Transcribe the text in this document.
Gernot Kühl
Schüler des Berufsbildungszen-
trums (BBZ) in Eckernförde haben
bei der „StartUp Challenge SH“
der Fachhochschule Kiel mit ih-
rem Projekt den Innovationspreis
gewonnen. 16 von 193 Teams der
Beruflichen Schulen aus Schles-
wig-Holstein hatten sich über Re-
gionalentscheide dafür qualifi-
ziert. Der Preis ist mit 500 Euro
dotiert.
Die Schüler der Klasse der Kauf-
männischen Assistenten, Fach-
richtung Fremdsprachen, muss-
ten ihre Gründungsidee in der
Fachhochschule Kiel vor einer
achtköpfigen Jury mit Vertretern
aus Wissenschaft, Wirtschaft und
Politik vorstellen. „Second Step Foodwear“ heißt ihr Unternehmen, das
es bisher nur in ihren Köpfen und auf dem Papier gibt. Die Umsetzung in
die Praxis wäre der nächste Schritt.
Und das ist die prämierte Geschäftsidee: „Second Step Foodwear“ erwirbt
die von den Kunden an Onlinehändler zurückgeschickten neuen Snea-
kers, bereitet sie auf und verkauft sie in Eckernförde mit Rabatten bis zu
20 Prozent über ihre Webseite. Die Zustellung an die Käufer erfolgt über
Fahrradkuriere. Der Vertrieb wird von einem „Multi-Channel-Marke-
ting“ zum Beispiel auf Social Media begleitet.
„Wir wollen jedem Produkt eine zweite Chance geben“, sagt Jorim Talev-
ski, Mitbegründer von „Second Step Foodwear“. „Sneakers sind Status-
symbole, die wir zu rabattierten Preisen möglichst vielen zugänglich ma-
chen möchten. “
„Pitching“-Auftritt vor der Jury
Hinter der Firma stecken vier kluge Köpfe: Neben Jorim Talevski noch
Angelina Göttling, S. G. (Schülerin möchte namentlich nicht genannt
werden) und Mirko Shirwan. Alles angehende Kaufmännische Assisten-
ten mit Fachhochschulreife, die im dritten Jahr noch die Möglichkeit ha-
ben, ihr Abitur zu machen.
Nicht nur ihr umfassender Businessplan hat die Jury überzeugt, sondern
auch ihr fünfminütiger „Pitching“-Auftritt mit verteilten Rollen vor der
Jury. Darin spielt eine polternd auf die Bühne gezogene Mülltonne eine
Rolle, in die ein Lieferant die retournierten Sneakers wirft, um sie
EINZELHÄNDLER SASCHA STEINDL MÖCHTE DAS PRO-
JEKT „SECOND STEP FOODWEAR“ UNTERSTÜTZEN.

# Requirement
Reproduce each record exactly as it appears.

# Solution to this task
Transcribe the text in this document.
Gernot Kühl
Schüler des Berufsbildungszen-
trums (BBZ) in Eckernförde haben
bei der „StartUp Challenge SH“
der Fachhochschule Kiel mit ih-
rem Projekt den Innovationspreis
gewonnen. 16 von 193 Teams der
Beruflichen Schulen aus Schles-
wig-Holstein hatten sich über Re-
gionalentscheide dafür qualifi-
ziert. Der Preis ist mit 500 Euro
dotiert.
Die Schüler der Klasse der Kauf-
männischen Assistenten, Fach-
richtung Fremdsprachen, muss-
ten ihre Gründungsidee in der
Fachhochschule Kiel vor einer
achtköpfigen Jury mit Vertretern
aus Wissenschaft, Wirtschaft und
Politik vorstellen. „Second Step Foodwear“ heißt ihr Unternehmen, das
es bisher nur in ihren Köpfen und auf dem Papier gibt. Die Umsetzung in
die Praxis wäre der nächste Schritt.
Und das ist die prämierte Geschäftsidee: „Second Step Foodwear“ erwirbt
die von den Kunden an Onlinehändler zurückgeschickten neuen Snea-
kers, bereitet sie auf und verkauft sie in Eckernförde mit Rabatten bis zu
20 Prozent über ihre Webseite. Die Zustellung an die Käufer erfolgt über
Fahrradkuriere. Der Vertrieb wird von einem „Multi-Channel-Marke-
ting“ zum Beispiel auf Social Media begleitet.
„Wir wollen jedem Produkt eine zweite Chance geben“, sagt Jorim Talev-
ski, Mitbegründer von „Second Step Foodwear“. „Sneakers sind Status-
symbole, die wir zu rabattierten Preisen möglichst vielen zugänglich ma-
chen möchten. “
„Pitching“-Auftritt vor der Jury
Hinter der Firma stecken vier kluge Köpfe: Neben Jorim Talevski noch
Angelina Göttling, S. G. (Schülerin möchte namentlich nicht genannt
werden) und Mirko Shirwan. Alles angehende Kaufmännische Assisten-
ten mit Fachhochschulreife, die im dritten Jahr noch die Möglichkeit ha-
ben, ihr Abitur zu machen.
Nicht nur ihr umfassender Businessplan hat die Jury überzeugt, sondern
auch ihr fünfminütiger „Pitching“-Auftritt mit verteilten Rollen vor der
Jury. Darin spielt eine polternd auf die Bühne gezogene Mülltonne eine
Rolle, in die ein Lieferant die retournierten Sneakers wirft, um sie
EINZELHÄNDLER SASCHA STEINDL MÖCHTE DAS PRO-
JEKT „SECOND STEP FOODWEAR“ UNTERSTÜTZEN.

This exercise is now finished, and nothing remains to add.